■ **Requirement**
From the entries below, tally how many lines contain "有相同的解" and report only that figure.
begin Extracted information
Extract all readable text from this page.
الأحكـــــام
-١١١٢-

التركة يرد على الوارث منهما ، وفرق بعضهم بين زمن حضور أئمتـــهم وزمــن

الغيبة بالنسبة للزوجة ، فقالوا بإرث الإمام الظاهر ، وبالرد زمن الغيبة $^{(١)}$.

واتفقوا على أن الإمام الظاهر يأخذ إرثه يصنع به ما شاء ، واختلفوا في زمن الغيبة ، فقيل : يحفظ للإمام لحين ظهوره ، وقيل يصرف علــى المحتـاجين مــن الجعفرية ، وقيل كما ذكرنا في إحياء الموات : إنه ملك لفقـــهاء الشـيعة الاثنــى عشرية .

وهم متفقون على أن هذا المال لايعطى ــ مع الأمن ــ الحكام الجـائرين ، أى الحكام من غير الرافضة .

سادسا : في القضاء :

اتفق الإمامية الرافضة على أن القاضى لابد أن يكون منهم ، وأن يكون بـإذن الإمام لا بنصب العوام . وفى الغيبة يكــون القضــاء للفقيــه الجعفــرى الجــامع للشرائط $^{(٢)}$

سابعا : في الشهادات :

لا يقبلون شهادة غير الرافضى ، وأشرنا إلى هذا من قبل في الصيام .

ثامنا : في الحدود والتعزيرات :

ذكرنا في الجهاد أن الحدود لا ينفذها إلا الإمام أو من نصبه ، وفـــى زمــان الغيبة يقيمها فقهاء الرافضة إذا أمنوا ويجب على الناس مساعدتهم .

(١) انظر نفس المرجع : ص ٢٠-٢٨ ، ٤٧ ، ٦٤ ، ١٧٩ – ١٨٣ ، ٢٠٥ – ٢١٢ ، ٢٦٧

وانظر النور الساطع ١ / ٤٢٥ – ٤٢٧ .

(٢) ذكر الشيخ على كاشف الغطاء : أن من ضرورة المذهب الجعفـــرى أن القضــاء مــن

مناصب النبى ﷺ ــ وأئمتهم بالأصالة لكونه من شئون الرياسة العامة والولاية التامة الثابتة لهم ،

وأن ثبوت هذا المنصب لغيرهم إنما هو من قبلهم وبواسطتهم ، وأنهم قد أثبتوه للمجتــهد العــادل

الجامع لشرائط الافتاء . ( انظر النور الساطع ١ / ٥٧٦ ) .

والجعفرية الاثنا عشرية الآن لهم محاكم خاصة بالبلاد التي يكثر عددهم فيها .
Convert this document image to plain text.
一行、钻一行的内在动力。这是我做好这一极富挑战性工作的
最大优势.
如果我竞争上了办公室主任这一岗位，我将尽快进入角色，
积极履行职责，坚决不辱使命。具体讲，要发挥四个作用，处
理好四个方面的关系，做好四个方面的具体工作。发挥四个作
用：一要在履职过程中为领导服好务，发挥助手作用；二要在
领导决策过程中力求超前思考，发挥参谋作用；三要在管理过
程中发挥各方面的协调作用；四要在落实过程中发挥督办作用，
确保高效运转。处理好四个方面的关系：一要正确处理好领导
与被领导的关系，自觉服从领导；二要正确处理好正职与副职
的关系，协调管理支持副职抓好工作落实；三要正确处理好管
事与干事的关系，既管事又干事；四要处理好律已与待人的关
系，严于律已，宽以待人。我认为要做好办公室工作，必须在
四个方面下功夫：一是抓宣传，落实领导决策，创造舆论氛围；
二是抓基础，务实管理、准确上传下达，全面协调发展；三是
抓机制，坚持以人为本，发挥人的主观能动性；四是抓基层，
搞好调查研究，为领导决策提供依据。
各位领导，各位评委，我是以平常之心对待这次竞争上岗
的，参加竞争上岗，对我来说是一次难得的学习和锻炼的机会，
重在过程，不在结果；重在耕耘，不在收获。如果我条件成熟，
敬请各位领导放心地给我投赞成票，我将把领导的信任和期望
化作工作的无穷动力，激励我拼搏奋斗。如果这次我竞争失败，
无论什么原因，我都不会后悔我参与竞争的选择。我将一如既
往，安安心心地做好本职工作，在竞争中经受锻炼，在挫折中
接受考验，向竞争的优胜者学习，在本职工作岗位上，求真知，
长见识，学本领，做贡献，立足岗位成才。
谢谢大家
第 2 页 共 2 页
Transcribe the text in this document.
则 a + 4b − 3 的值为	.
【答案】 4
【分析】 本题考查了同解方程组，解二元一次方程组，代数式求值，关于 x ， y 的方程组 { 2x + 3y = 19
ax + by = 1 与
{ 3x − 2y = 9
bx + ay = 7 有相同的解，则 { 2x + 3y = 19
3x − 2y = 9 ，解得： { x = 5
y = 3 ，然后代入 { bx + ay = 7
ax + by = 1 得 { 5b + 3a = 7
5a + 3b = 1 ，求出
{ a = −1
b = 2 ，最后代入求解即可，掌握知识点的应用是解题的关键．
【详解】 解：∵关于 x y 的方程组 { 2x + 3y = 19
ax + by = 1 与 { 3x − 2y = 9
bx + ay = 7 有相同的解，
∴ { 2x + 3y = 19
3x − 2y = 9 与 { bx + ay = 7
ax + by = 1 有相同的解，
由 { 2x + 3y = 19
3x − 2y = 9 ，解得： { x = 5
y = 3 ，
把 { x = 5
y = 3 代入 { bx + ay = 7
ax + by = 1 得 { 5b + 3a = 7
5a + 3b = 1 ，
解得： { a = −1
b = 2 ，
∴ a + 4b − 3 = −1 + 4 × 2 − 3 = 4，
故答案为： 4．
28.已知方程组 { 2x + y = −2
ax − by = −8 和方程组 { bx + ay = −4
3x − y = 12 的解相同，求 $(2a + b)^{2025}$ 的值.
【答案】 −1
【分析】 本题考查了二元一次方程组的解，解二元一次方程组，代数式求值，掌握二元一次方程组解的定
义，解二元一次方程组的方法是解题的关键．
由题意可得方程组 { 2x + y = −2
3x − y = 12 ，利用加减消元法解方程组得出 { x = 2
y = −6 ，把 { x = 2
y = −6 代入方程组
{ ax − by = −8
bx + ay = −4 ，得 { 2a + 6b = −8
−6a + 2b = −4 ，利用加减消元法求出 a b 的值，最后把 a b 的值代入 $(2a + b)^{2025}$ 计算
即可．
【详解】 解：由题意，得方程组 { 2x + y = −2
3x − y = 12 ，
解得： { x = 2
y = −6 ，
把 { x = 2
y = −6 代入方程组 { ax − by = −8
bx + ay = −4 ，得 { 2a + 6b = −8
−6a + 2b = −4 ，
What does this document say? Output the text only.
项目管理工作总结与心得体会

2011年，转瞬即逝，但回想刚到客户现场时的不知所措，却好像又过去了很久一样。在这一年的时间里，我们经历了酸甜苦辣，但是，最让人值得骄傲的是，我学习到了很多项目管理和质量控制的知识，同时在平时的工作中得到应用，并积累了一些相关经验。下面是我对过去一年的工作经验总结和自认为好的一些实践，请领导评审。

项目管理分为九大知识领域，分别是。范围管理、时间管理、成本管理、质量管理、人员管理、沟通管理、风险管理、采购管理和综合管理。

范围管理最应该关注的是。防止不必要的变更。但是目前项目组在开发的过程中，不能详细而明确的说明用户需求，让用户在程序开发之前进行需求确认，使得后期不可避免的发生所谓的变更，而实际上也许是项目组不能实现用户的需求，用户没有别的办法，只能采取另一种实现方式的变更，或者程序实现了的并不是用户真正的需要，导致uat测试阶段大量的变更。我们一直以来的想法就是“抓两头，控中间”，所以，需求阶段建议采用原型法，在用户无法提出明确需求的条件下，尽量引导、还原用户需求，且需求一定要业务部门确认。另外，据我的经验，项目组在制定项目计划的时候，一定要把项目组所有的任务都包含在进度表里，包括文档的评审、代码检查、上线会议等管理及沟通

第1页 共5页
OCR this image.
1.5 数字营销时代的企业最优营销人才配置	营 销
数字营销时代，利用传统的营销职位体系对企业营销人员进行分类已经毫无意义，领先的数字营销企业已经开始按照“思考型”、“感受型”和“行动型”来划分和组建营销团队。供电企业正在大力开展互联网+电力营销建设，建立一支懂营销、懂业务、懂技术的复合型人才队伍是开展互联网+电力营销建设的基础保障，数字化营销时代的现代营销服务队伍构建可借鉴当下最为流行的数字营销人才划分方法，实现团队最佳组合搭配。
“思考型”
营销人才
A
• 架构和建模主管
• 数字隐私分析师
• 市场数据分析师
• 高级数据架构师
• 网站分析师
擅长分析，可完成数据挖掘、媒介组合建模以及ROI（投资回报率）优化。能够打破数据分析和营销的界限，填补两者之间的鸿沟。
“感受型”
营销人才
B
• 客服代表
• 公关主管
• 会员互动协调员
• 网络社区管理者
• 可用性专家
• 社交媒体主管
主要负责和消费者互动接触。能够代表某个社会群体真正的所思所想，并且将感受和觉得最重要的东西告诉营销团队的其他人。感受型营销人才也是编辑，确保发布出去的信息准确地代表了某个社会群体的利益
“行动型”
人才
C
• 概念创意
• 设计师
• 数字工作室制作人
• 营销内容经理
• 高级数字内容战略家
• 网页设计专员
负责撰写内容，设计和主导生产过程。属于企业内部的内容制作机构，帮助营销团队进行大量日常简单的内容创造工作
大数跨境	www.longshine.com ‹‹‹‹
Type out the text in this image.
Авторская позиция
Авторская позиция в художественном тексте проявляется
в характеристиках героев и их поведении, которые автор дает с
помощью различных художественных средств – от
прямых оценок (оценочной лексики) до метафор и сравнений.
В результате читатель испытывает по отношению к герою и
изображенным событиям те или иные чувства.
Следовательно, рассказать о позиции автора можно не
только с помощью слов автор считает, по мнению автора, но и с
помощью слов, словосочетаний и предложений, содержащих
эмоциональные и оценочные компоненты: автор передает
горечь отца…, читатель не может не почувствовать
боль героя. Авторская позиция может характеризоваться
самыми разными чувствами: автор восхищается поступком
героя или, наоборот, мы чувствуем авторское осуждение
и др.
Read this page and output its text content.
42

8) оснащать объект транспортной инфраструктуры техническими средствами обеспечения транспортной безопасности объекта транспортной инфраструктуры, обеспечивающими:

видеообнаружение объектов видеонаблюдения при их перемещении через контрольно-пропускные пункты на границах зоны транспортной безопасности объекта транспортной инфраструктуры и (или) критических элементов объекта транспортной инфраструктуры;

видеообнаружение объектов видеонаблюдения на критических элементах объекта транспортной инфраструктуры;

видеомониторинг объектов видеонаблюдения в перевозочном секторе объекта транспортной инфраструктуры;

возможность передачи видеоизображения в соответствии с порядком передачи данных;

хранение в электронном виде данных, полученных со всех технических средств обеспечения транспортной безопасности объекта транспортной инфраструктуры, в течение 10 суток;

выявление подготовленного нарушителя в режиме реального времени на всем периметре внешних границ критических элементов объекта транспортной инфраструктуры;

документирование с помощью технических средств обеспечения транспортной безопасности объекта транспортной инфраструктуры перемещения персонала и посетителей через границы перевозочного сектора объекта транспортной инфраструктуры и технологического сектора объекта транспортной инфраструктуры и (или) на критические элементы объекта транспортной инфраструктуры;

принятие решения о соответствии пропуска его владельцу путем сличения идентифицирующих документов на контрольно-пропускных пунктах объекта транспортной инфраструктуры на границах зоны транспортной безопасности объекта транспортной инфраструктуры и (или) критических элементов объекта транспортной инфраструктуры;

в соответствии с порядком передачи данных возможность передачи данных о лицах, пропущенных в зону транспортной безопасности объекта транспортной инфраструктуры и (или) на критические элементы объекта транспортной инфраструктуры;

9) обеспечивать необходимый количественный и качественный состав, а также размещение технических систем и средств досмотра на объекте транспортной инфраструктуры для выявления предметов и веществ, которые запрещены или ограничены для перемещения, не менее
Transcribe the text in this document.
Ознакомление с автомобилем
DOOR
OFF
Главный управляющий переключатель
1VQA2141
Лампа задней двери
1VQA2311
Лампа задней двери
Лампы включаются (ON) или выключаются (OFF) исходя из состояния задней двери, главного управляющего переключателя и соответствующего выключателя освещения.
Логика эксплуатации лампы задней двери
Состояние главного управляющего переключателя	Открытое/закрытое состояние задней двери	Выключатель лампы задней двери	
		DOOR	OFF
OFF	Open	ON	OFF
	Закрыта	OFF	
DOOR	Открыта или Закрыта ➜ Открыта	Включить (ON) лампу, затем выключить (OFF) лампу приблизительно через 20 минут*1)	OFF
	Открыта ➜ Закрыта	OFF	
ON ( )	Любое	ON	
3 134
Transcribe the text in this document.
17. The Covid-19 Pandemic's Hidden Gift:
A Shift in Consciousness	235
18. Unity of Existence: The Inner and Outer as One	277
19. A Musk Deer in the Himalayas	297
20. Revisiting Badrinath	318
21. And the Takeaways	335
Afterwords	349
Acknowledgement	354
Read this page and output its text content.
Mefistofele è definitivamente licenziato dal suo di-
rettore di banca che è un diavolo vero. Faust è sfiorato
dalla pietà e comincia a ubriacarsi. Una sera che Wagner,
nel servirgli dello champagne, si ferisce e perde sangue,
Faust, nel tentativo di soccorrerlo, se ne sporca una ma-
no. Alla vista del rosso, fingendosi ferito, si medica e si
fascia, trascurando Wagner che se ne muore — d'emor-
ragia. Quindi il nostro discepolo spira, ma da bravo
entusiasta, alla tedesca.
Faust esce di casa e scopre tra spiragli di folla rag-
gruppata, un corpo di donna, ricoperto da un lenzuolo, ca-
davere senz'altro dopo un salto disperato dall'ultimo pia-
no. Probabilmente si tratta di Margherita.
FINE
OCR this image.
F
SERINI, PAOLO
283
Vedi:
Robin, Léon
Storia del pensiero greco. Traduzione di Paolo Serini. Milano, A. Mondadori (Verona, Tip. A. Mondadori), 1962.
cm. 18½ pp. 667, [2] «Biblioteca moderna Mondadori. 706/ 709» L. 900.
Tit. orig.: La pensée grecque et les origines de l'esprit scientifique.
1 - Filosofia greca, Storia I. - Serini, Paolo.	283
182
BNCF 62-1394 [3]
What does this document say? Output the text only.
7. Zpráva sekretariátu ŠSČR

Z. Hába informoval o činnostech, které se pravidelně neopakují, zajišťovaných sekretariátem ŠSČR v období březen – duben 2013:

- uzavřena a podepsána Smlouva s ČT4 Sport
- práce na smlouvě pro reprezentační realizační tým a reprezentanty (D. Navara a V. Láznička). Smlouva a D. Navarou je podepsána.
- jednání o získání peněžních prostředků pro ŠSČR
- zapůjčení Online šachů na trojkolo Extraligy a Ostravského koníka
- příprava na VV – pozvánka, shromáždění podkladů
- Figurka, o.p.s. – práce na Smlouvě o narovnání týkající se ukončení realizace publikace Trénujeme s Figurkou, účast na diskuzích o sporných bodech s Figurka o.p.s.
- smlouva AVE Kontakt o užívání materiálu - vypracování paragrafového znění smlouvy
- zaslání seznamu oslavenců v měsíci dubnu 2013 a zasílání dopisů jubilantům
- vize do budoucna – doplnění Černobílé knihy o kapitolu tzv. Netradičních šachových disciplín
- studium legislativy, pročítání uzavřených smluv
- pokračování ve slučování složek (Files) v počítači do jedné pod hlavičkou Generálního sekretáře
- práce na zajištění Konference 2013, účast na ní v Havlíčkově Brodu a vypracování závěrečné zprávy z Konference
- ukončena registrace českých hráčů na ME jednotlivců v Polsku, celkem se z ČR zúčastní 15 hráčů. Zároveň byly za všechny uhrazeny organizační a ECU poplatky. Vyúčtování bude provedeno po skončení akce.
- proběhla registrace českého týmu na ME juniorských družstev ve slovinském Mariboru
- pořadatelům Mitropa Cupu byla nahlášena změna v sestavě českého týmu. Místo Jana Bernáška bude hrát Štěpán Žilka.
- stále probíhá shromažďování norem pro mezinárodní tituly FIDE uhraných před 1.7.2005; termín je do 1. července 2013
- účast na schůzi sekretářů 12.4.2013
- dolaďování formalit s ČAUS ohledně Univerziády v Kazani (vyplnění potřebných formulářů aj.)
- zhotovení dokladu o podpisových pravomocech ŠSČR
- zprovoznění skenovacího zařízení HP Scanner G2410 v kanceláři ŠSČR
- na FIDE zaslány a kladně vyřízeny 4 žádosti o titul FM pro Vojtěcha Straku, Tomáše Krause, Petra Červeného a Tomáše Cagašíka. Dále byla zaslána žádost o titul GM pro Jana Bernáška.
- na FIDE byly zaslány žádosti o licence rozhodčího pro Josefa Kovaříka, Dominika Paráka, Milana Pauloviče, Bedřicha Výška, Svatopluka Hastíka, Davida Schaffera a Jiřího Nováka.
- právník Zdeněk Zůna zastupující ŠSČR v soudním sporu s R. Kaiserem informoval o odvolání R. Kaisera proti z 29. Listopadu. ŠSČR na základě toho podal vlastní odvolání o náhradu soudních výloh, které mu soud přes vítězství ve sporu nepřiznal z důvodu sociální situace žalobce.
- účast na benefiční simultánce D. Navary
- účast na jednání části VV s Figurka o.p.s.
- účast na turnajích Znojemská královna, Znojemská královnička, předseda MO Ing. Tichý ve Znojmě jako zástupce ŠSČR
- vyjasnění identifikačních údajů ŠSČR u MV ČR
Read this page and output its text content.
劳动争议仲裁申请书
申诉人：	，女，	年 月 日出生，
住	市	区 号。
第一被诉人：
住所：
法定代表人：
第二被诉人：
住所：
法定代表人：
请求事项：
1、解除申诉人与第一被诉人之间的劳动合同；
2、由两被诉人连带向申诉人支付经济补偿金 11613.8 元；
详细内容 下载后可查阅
end Extracted information
■ **Answer to the problem**
3